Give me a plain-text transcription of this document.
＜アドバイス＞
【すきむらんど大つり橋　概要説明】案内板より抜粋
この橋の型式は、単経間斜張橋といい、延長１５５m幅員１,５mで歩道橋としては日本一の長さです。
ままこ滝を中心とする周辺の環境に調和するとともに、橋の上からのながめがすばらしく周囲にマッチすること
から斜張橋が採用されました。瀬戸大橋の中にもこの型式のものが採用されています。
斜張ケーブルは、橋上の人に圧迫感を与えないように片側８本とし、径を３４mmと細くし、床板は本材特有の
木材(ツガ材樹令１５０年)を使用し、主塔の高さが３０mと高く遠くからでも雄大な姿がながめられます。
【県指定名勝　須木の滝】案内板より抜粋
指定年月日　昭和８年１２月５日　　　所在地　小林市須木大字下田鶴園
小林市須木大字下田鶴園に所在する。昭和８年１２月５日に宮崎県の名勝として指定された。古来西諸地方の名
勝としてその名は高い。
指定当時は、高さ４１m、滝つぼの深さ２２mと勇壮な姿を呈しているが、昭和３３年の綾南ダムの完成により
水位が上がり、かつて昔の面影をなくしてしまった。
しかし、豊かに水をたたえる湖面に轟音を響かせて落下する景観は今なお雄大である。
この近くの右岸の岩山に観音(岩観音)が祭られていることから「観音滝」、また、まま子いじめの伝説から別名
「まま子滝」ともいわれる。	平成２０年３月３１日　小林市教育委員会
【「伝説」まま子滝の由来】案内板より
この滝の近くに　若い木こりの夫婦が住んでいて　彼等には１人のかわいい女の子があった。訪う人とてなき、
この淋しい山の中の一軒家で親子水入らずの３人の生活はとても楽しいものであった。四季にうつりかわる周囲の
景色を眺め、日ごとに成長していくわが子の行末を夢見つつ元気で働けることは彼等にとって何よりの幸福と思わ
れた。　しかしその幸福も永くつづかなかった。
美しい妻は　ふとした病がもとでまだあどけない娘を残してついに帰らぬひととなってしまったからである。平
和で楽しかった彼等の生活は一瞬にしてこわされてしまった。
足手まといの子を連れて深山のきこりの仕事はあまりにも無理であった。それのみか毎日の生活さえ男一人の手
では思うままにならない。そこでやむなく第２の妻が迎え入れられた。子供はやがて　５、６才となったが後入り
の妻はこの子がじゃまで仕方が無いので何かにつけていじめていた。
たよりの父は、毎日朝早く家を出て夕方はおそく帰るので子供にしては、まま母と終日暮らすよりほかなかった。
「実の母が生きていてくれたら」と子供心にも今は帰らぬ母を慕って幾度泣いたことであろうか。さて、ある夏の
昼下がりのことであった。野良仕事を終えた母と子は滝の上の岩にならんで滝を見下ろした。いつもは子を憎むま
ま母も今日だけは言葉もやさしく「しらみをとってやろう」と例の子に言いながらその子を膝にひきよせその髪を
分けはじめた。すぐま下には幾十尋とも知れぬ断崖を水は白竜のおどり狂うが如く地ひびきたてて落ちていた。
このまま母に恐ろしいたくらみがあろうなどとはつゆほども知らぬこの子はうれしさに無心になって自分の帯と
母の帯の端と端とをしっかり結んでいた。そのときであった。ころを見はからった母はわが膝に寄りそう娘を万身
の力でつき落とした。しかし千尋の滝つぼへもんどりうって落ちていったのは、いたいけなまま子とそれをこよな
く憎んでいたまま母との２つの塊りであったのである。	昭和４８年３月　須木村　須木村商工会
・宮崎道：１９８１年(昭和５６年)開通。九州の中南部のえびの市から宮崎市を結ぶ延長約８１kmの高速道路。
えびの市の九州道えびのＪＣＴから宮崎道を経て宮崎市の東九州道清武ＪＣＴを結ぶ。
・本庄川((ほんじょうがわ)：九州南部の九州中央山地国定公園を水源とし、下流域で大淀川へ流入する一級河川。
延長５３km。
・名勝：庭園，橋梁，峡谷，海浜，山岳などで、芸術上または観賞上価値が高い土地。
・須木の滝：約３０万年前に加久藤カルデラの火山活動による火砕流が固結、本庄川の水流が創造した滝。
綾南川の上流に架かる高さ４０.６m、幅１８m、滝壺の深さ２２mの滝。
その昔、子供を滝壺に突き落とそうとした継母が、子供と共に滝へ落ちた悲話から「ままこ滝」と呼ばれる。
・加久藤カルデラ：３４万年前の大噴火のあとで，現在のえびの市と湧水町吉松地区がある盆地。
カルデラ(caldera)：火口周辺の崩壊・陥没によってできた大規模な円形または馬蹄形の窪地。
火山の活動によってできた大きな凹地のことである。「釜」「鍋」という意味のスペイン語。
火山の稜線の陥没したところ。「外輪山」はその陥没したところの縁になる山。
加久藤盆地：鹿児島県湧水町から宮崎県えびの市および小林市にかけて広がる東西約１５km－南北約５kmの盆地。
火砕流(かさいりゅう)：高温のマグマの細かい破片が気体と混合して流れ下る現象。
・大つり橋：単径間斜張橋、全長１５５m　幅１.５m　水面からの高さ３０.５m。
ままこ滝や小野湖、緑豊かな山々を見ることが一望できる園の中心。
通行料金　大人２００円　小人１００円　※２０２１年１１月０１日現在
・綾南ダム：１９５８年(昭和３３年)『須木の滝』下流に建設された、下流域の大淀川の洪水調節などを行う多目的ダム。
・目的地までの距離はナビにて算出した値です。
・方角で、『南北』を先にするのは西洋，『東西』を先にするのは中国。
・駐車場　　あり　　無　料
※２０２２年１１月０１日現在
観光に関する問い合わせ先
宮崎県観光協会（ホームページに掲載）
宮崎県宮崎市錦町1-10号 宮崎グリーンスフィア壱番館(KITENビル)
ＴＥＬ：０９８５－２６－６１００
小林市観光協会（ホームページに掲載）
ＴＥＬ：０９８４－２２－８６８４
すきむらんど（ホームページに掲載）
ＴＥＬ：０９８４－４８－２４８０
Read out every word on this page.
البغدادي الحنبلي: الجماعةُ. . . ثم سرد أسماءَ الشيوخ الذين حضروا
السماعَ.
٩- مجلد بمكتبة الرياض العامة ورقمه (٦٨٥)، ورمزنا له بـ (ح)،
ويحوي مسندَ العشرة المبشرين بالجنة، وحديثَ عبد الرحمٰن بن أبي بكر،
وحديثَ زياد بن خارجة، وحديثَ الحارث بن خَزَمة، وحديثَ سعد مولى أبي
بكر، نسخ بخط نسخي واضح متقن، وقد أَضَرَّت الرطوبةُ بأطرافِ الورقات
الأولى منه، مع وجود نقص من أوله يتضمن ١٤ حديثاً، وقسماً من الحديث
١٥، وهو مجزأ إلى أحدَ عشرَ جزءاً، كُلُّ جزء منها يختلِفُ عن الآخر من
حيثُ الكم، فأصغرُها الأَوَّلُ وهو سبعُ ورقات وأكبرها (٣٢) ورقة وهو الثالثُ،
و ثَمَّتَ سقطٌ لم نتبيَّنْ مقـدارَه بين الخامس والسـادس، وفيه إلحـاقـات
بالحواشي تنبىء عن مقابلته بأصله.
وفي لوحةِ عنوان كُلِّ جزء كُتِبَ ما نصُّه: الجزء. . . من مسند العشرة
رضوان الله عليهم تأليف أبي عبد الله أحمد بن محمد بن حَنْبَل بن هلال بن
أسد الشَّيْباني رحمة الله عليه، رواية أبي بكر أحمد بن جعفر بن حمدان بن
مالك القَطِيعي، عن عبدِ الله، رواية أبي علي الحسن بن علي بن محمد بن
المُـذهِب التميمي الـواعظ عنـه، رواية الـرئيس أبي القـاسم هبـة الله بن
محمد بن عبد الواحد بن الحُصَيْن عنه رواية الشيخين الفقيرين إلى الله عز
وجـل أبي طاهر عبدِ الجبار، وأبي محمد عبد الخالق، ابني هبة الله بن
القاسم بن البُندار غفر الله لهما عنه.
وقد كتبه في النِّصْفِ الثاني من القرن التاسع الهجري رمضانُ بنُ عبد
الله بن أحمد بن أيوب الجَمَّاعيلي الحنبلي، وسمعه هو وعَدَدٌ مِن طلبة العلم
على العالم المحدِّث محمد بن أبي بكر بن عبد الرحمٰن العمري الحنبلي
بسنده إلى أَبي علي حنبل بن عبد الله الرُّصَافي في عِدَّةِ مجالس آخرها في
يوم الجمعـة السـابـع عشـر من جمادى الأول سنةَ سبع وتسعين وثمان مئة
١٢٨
------------------------------------------------
• AIM:
Pull every line containing "العشرة" from the data.

• SOLUTION TO THIS EXERCISE:
ويحوي مسندَ العشرة المبشرين بالجنة، وحديثَ عبد الرحمٰن بن أبي بكر،
وفي لوحةِ عنوان كُلِّ جزء كُتِبَ ما نصُّه: الجزء. . . من مسند العشرة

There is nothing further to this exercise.